**Source records**
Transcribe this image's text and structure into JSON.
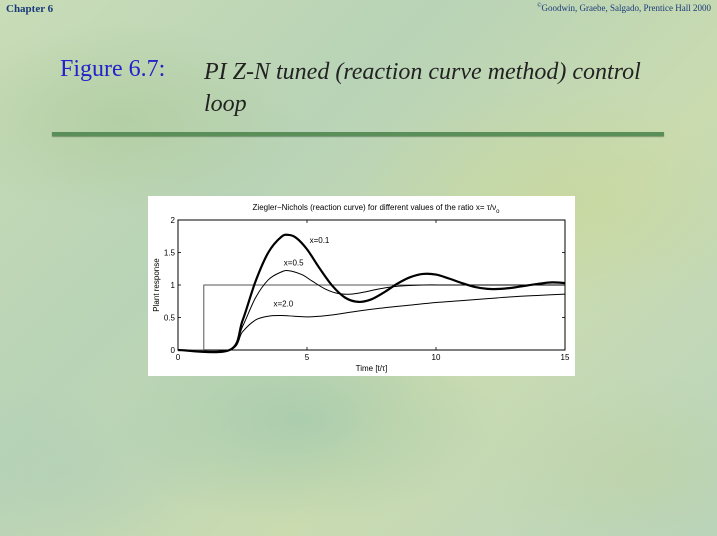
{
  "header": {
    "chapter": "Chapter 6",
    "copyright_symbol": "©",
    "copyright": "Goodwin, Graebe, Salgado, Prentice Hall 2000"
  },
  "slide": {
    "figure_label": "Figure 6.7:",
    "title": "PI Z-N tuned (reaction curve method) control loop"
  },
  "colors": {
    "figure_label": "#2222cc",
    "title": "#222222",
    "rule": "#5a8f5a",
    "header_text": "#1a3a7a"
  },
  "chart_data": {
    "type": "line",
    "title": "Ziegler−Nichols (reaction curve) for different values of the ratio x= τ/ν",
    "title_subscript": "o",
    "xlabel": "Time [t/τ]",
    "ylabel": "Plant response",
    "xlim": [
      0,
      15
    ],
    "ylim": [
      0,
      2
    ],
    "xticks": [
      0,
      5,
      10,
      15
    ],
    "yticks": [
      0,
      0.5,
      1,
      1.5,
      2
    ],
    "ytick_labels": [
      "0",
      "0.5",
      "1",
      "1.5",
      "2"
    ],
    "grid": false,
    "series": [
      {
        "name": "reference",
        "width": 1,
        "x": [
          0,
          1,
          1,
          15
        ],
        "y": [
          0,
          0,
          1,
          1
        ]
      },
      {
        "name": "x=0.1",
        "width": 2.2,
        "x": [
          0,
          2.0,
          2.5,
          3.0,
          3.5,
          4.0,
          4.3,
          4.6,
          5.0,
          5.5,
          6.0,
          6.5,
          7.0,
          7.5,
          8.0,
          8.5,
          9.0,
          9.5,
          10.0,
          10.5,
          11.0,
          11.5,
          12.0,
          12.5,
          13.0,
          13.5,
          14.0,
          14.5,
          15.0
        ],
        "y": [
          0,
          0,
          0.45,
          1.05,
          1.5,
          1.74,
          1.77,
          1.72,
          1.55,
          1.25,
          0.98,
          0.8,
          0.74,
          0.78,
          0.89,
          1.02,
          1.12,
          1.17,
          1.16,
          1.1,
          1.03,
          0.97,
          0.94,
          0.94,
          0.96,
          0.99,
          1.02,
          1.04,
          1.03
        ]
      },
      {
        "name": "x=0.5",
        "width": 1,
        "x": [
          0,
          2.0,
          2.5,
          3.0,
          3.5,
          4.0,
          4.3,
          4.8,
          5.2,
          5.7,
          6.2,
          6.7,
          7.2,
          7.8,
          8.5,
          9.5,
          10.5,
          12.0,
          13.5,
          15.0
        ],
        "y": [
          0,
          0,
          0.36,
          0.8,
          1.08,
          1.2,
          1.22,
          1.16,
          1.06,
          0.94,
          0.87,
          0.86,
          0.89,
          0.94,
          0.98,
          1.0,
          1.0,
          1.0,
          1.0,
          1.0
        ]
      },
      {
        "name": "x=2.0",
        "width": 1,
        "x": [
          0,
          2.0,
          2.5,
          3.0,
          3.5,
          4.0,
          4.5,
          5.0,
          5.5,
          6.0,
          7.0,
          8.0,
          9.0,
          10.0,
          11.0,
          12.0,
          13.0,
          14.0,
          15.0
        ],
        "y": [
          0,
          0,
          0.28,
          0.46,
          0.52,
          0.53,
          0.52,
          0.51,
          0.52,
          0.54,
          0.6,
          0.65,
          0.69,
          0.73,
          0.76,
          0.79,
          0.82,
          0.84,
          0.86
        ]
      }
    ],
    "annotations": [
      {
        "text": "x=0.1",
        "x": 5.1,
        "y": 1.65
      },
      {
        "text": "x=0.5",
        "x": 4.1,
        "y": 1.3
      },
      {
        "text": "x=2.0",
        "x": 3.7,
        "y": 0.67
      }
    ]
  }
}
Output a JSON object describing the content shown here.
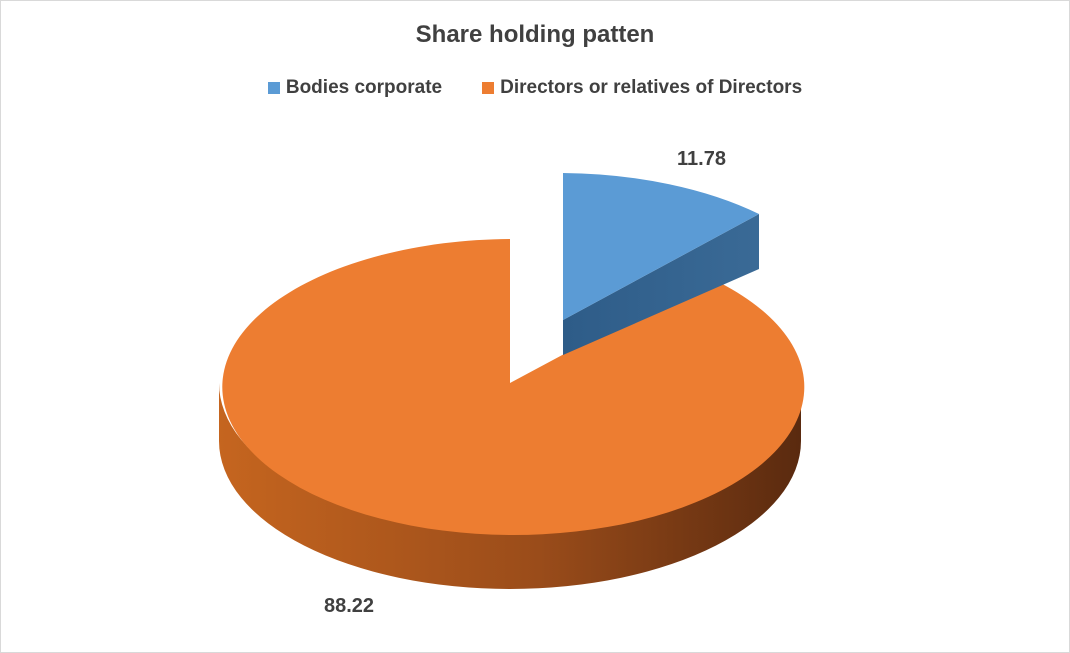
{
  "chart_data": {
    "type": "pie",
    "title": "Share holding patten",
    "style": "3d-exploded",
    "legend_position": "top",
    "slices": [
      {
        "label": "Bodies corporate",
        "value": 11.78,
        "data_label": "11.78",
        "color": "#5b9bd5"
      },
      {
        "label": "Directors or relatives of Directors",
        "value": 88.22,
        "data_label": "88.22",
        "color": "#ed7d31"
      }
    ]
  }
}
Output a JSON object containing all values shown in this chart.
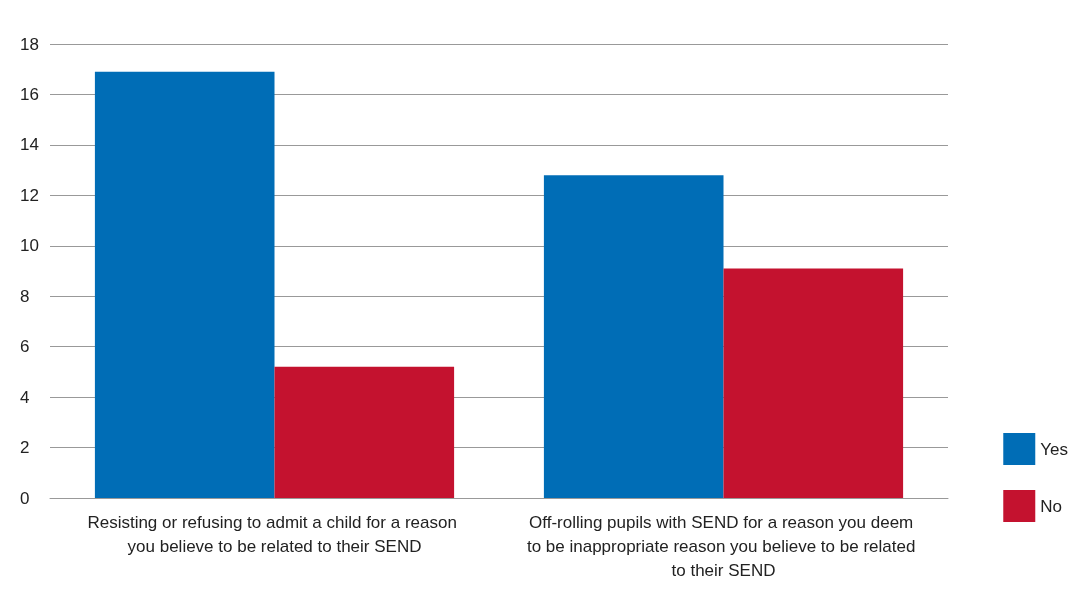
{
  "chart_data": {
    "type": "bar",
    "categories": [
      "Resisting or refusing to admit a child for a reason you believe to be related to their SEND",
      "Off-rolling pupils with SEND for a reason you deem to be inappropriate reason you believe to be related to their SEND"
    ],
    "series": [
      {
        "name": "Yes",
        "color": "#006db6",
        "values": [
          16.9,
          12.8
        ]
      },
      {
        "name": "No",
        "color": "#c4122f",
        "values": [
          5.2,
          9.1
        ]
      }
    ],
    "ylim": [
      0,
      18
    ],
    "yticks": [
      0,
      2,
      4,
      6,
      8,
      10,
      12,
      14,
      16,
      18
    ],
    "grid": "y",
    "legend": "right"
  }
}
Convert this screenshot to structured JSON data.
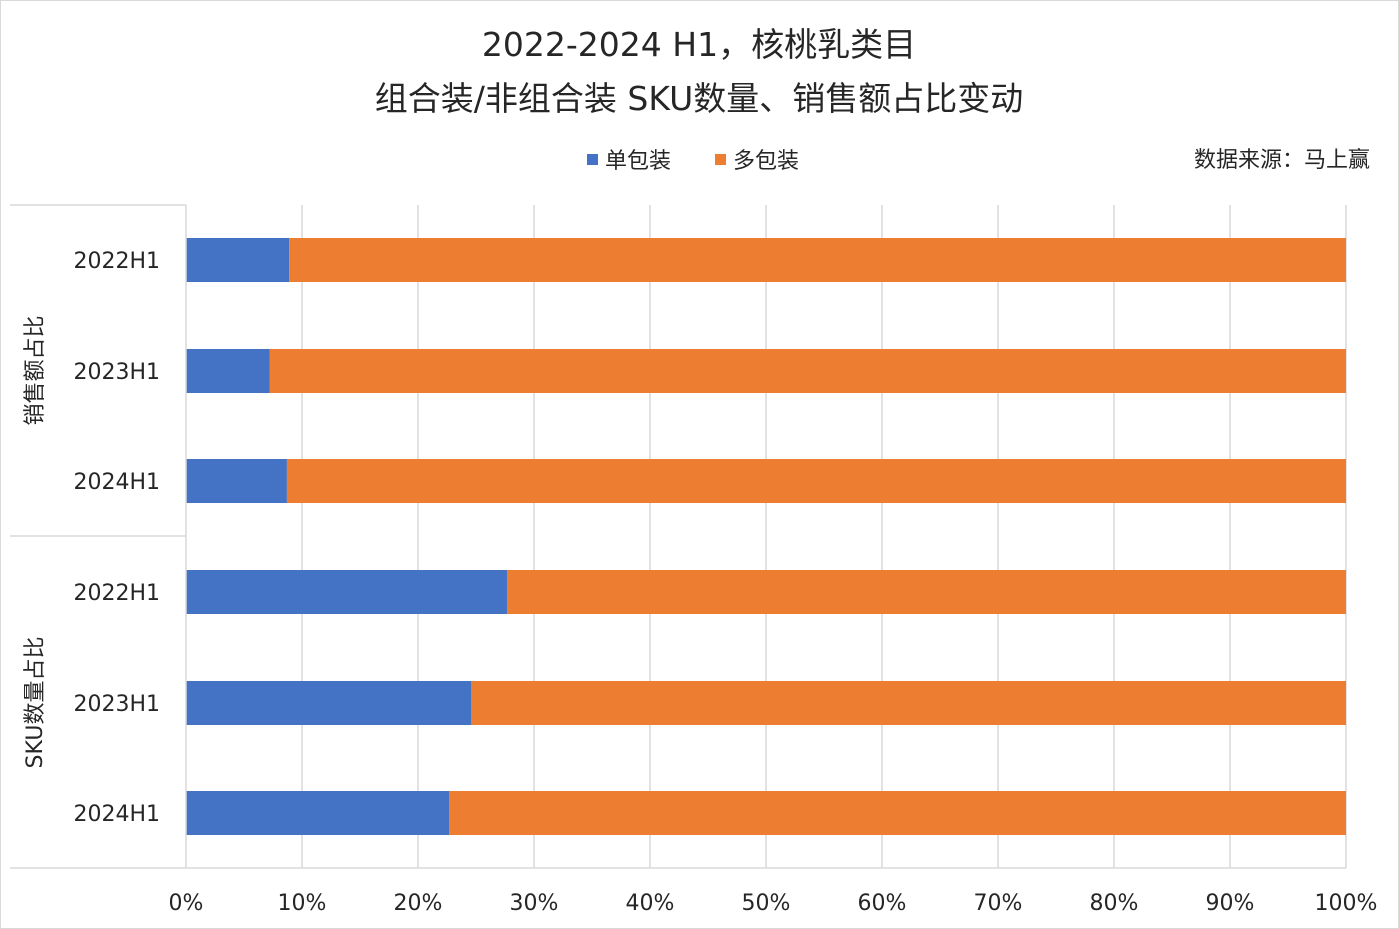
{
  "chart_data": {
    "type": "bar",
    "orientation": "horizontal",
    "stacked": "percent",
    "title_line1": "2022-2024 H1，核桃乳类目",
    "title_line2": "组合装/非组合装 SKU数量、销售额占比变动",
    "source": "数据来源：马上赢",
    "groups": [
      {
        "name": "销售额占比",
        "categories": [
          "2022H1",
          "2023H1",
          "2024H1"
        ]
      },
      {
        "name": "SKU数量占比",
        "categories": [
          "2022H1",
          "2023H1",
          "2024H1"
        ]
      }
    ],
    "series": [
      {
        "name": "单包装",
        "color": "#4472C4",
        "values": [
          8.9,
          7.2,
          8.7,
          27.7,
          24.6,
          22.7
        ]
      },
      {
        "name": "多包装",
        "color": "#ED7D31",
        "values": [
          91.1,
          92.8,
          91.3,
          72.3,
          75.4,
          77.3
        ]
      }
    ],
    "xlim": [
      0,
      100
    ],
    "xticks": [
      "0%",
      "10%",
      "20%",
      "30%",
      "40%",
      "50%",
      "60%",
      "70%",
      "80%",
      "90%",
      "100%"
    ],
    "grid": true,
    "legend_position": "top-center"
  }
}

**Challenge**
Check each line of the records for "their" and copy the ones that contain it.

**Full response**
      "Resisting or refusing to admit a child for a reason you believe to be related to their SEND",
      "Off-rolling pupils with SEND for a reason you deem to be inappropriate reason you believe to be related to their SEND"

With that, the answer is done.